What you should do ▸ Reproduce the full listing that appears beneath this instruction exactly.
---------- Given entries
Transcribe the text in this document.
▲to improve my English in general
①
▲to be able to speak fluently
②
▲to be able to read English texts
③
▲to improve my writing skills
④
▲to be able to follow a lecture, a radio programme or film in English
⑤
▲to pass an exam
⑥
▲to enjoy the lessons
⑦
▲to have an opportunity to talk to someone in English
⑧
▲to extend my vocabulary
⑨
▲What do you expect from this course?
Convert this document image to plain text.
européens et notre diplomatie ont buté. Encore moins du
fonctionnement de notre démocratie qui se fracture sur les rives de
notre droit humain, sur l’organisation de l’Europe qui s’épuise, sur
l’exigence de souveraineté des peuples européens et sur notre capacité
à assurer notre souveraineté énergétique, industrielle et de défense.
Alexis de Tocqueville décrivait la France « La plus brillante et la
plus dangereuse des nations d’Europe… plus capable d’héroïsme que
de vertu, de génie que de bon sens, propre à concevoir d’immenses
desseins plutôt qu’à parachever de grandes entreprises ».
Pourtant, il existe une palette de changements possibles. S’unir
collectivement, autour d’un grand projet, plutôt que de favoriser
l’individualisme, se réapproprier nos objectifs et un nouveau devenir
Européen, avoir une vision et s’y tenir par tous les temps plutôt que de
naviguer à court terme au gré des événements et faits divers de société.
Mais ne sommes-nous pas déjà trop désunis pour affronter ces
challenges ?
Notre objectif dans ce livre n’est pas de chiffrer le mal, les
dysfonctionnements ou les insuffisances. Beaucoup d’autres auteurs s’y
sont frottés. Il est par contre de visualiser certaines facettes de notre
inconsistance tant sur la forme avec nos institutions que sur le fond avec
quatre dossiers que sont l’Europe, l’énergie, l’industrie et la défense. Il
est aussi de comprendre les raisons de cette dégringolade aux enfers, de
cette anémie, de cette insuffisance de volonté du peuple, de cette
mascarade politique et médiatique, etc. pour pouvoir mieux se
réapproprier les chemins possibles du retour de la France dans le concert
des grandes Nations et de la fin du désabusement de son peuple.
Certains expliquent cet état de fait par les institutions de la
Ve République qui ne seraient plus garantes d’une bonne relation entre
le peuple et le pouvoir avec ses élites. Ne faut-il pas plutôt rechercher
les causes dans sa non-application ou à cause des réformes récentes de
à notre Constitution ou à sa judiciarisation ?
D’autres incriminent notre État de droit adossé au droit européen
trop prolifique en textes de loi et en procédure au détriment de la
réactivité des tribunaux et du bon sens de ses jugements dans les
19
--------------------
Correct result ▸
Transcribe the text in this document.
▲to improve my English in general
①
▲to be able to speak fluently
②
▲to be able to read English texts
③
▲to improve my writing skills
④
▲to be able to follow a lecture, a radio programme or film in English
⑤
▲to pass an exam
⑥
▲to enjoy the lessons
⑦
▲to have an opportunity to talk to someone in English
⑧
▲to extend my vocabulary
⑨
▲What do you expect from this course?
Convert this document image to plain text.
européens et notre diplomatie ont buté. Encore moins du
fonctionnement de notre démocratie qui se fracture sur les rives de
notre droit humain, sur l’organisation de l’Europe qui s’épuise, sur
l’exigence de souveraineté des peuples européens et sur notre capacité
à assurer notre souveraineté énergétique, industrielle et de défense.
Alexis de Tocqueville décrivait la France « La plus brillante et la
plus dangereuse des nations d’Europe… plus capable d’héroïsme que
de vertu, de génie que de bon sens, propre à concevoir d’immenses
desseins plutôt qu’à parachever de grandes entreprises ».
Pourtant, il existe une palette de changements possibles. S’unir
collectivement, autour d’un grand projet, plutôt que de favoriser
l’individualisme, se réapproprier nos objectifs et un nouveau devenir
Européen, avoir une vision et s’y tenir par tous les temps plutôt que de
naviguer à court terme au gré des événements et faits divers de société.
Mais ne sommes-nous pas déjà trop désunis pour affronter ces
challenges ?
Notre objectif dans ce livre n’est pas de chiffrer le mal, les
dysfonctionnements ou les insuffisances. Beaucoup d’autres auteurs s’y
sont frottés. Il est par contre de visualiser certaines facettes de notre
inconsistance tant sur la forme avec nos institutions que sur le fond avec
quatre dossiers que sont l’Europe, l’énergie, l’industrie et la défense. Il
est aussi de comprendre les raisons de cette dégringolade aux enfers, de
cette anémie, de cette insuffisance de volonté du peuple, de cette
mascarade politique et médiatique, etc. pour pouvoir mieux se
réapproprier les chemins possibles du retour de la France dans le concert
des grandes Nations et de la fin du désabusement de son peuple.
Certains expliquent cet état de fait par les institutions de la
Ve République qui ne seraient plus garantes d’une bonne relation entre
le peuple et le pouvoir avec ses élites. Ne faut-il pas plutôt rechercher
les causes dans sa non-application ou à cause des réformes récentes de
à notre Constitution ou à sa judiciarisation ?
D’autres incriminent notre État de droit adossé au droit européen
trop prolifique en textes de loi et en procédure au détriment de la
réactivité des tribunaux et du bon sens de ses jugements dans les
19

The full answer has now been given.